Reproduce every line below verbatim, omitting the picture placeholders from your output.
++++ SUPPLIED DATA ++++
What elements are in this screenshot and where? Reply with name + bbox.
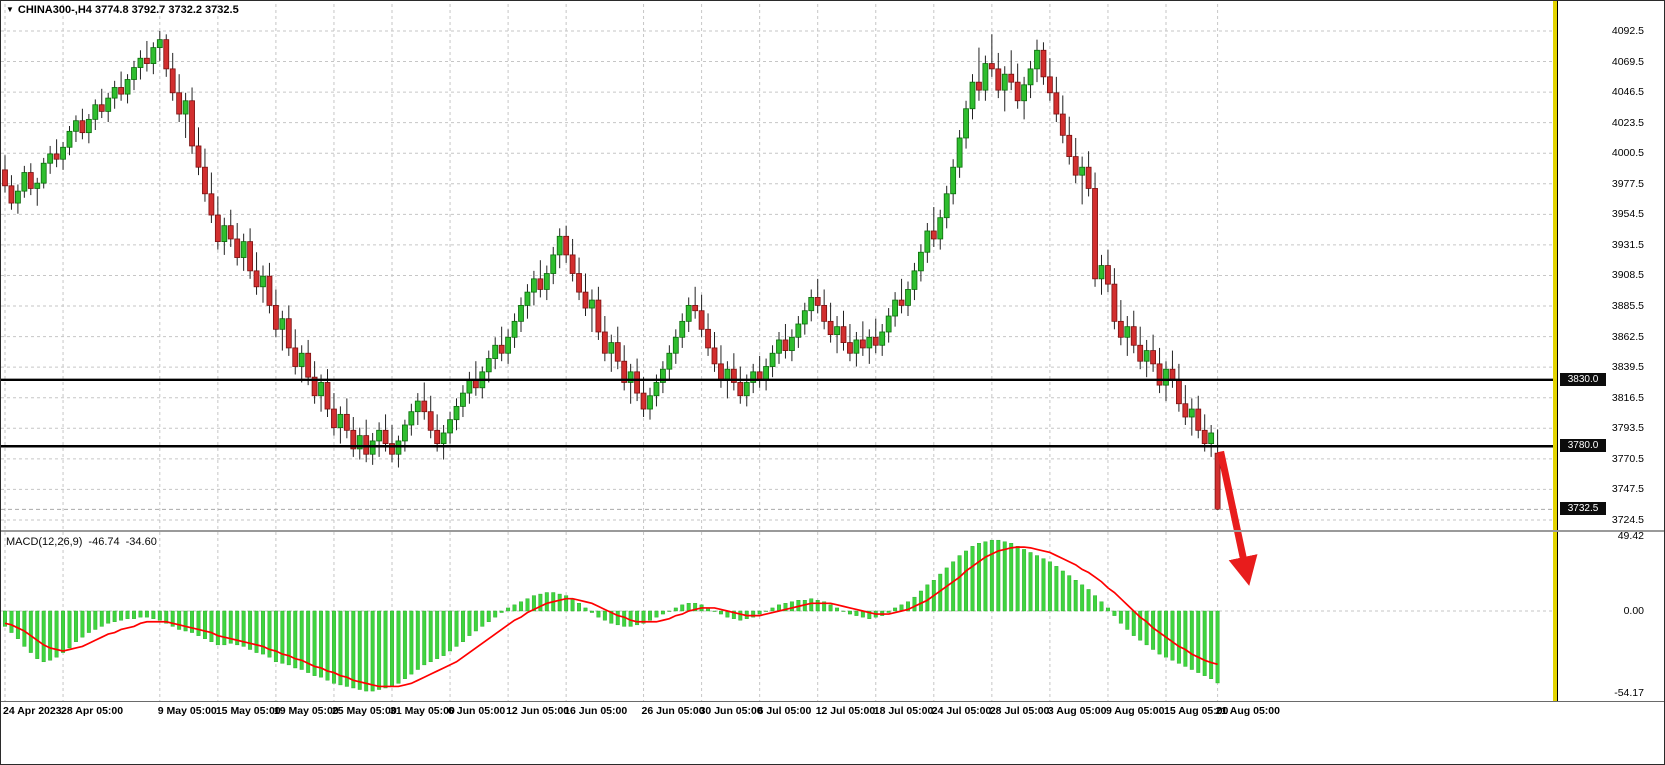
- time-tick: 9 May 05:00: [157, 705, 217, 717]
- current-price-tag: 3732.5: [1560, 502, 1606, 516]
- price-tick: 4092.5: [1611, 25, 1644, 37]
- time-tick: 9 Aug 05:00: [1105, 705, 1165, 717]
- time-tick: 12 Jul 05:00: [815, 705, 876, 717]
- chart-title: ▼ CHINA300-,H4 3774.8 3792.7 3732.2 3732.…: [6, 4, 239, 16]
- time-tick: 15 May 05:00: [215, 705, 281, 717]
- macd-tick: 0.00: [1623, 605, 1644, 617]
- time-tick: 30 Jun 05:00: [699, 705, 763, 717]
- macd-tick: -54.17: [1614, 687, 1644, 699]
- time-tick: 24 Jul 05:00: [931, 705, 992, 717]
- macd-histogram: [3, 539, 1220, 692]
- time-tick: 31 May 05:00: [390, 705, 455, 717]
- price-level-tag[interactable]: 3830.0: [1560, 372, 1606, 386]
- symbol-dropdown-icon[interactable]: ▼: [6, 5, 14, 14]
- time-tick: 28 Jul 05:00: [989, 705, 1050, 717]
- price-level-tag[interactable]: 3780.0: [1560, 439, 1606, 453]
- macd-indicator-label: MACD(12,26,9) -46.74 -34.60: [6, 536, 163, 548]
- price-chart-canvas[interactable]: [1, 1, 1558, 702]
- price-tick: 3816.5: [1611, 391, 1644, 404]
- grid-layer: [1, 4, 1553, 701]
- price-axis[interactable]: 4092.5 4069.5 4046.5 4023.5 4000.5 3977.5 3954…: [1558, 1, 1664, 702]
- pane-divider[interactable]: [1, 530, 1664, 532]
- time-tick: 15 Aug 05:00: [1164, 705, 1229, 717]
- quote-ohlc: 3774.8 3792.7 3732.2 3732.5: [94, 4, 239, 16]
- time-tick: 3 Aug 05:00: [1047, 705, 1107, 717]
- price-tick: 3954.5: [1611, 208, 1644, 221]
- time-tick: 21 Aug 05:00: [1215, 705, 1280, 717]
- time-tick: 6 Jul 05:00: [757, 705, 812, 717]
- price-tick: 4046.5: [1611, 86, 1644, 99]
- price-tick: 3724.5: [1611, 513, 1644, 526]
- price-axis-border: [1557, 1, 1558, 702]
- price-tick: 3862.5: [1611, 330, 1644, 343]
- time-tick: 12 Jun 05:00: [506, 705, 570, 717]
- macd-signal-value: -34.60: [125, 536, 157, 548]
- price-tick: 3793.5: [1611, 422, 1644, 435]
- price-tick: 3885.5: [1611, 300, 1644, 313]
- time-tick: 19 May 05:00: [273, 705, 339, 717]
- symbol-timeframe: CHINA300-,H4: [17, 4, 92, 16]
- time-tick: 18 Jul 05:00: [873, 705, 934, 717]
- time-tick: 26 Jun 05:00: [641, 705, 705, 717]
- time-tick: 25 May 05:00: [331, 705, 397, 717]
- price-tick: 4023.5: [1611, 116, 1644, 129]
- macd-name: MACD(12,26,9): [6, 536, 83, 548]
- macd-tick: 49.42: [1617, 530, 1644, 542]
- price-tick: 3977.5: [1611, 177, 1644, 190]
- price-tick: 3747.5: [1611, 483, 1644, 496]
- pane-border: [1, 701, 1664, 702]
- chart-right-edge-strip: [1553, 1, 1557, 702]
- time-tick: 24 Apr 2023: [3, 705, 62, 717]
- candles-layer: [2, 31, 1221, 510]
- price-tick: 3908.5: [1611, 269, 1644, 282]
- price-tick: 3931.5: [1611, 238, 1644, 251]
- price-tick: 4069.5: [1611, 55, 1644, 68]
- trend-arrow[interactable]: [1217, 450, 1258, 586]
- macd-main-value: -46.74: [88, 536, 120, 548]
- price-tick: 4000.5: [1611, 147, 1644, 160]
- time-axis[interactable]: 24 Apr 2023 28 Apr 05:00 9 May 05:00 15 May…: [1, 703, 1664, 764]
- price-tick: 3770.5: [1611, 452, 1644, 465]
- time-tick: 28 Apr 05:00: [61, 705, 124, 717]
- price-tick: 3839.5: [1611, 361, 1644, 374]
- time-tick: 16 Jun 05:00: [564, 705, 628, 717]
- time-tick: 6 Jun 05:00: [448, 705, 506, 717]
- macd-signal-line: [4, 546, 1218, 688]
++++
• [EXERCISE SOLUTION]:
What elements are in this screenshot and where? Reply with name + bbox.
- time-tick: 9 May 05:00: [157, 705, 217, 717]
- current-price-tag: 3732.5: [1560, 502, 1606, 516]
- price-tick: 4092.5: [1611, 25, 1644, 37]
- time-tick: 9 Aug 05:00: [1105, 705, 1165, 717]
- time-tick: 12 Jul 05:00: [815, 705, 876, 717]
- chart-title: ▼ CHINA300-,H4 3774.8 3792.7 3732.2 3732.…: [6, 4, 239, 16]
- time-tick: 15 May 05:00: [215, 705, 281, 717]
- macd-tick: 0.00: [1623, 605, 1644, 617]
- time-tick: 30 Jun 05:00: [699, 705, 763, 717]
- macd-tick: -54.17: [1614, 687, 1644, 699]
- time-tick: 24 Jul 05:00: [931, 705, 992, 717]
- macd-histogram: [3, 539, 1220, 692]
- time-tick: 31 May 05:00: [390, 705, 455, 717]
- price-level-tag[interactable]: 3830.0: [1560, 372, 1606, 386]
- symbol-dropdown-icon[interactable]: ▼: [6, 5, 14, 14]
- time-tick: 28 Jul 05:00: [989, 705, 1050, 717]
- price-level-tag[interactable]: 3780.0: [1560, 439, 1606, 453]
- macd-indicator-label: MACD(12,26,9) -46.74 -34.60: [6, 536, 163, 548]
- price-chart-canvas[interactable]: [1, 1, 1558, 702]
- price-tick: 3816.5: [1611, 391, 1644, 404]
- grid-layer: [1, 4, 1553, 701]
- price-axis[interactable]: 4092.5 4069.5 4046.5 4023.5 4000.5 3977.5 3954…: [1558, 1, 1664, 702]
- pane-divider[interactable]: [1, 530, 1664, 532]
- time-tick: 15 Aug 05:00: [1164, 705, 1229, 717]
- quote-ohlc: 3774.8 3792.7 3732.2 3732.5: [94, 4, 239, 16]
- time-tick: 3 Aug 05:00: [1047, 705, 1107, 717]
- price-tick: 3954.5: [1611, 208, 1644, 221]
- time-tick: 21 Aug 05:00: [1215, 705, 1280, 717]
- time-tick: 6 Jul 05:00: [757, 705, 812, 717]
- price-tick: 4046.5: [1611, 86, 1644, 99]
- price-tick: 3724.5: [1611, 513, 1644, 526]
- price-axis-border: [1557, 1, 1558, 702]
- price-tick: 3862.5: [1611, 330, 1644, 343]
- time-tick: 12 Jun 05:00: [506, 705, 570, 717]
- macd-signal-value: -34.60: [125, 536, 157, 548]
- price-tick: 3793.5: [1611, 422, 1644, 435]
- price-tick: 3885.5: [1611, 300, 1644, 313]
- time-tick: 19 May 05:00: [273, 705, 339, 717]
- symbol-timeframe: CHINA300-,H4: [17, 4, 92, 16]
- time-tick: 18 Jul 05:00: [873, 705, 934, 717]
- time-tick: 26 Jun 05:00: [641, 705, 705, 717]
- time-tick: 25 May 05:00: [331, 705, 397, 717]
- price-tick: 4023.5: [1611, 116, 1644, 129]
- macd-name: MACD(12,26,9): [6, 536, 83, 548]
- macd-tick: 49.42: [1617, 530, 1644, 542]
- price-tick: 3977.5: [1611, 177, 1644, 190]
- price-tick: 3747.5: [1611, 483, 1644, 496]
- pane-border: [1, 701, 1664, 702]
- chart-right-edge-strip: [1553, 1, 1557, 702]
- time-tick: 24 Apr 2023: [3, 705, 62, 717]
- candles-layer: [2, 31, 1221, 510]
- price-tick: 3908.5: [1611, 269, 1644, 282]
- price-tick: 3931.5: [1611, 238, 1644, 251]
- price-tick: 4069.5: [1611, 55, 1644, 68]
- trend-arrow[interactable]: [1217, 450, 1258, 586]
- macd-main-value: -46.74: [88, 536, 120, 548]
- price-tick: 4000.5: [1611, 147, 1644, 160]
- time-axis[interactable]: 24 Apr 2023 28 Apr 05:00 9 May 05:00 15 May…: [1, 703, 1664, 764]
- price-tick: 3770.5: [1611, 452, 1644, 465]
- time-tick: 28 Apr 05:00: [61, 705, 124, 717]
- price-tick: 3839.5: [1611, 361, 1644, 374]
- time-tick: 16 Jun 05:00: [564, 705, 628, 717]
- time-tick: 6 Jun 05:00: [448, 705, 506, 717]
- macd-signal-line: [4, 546, 1218, 688]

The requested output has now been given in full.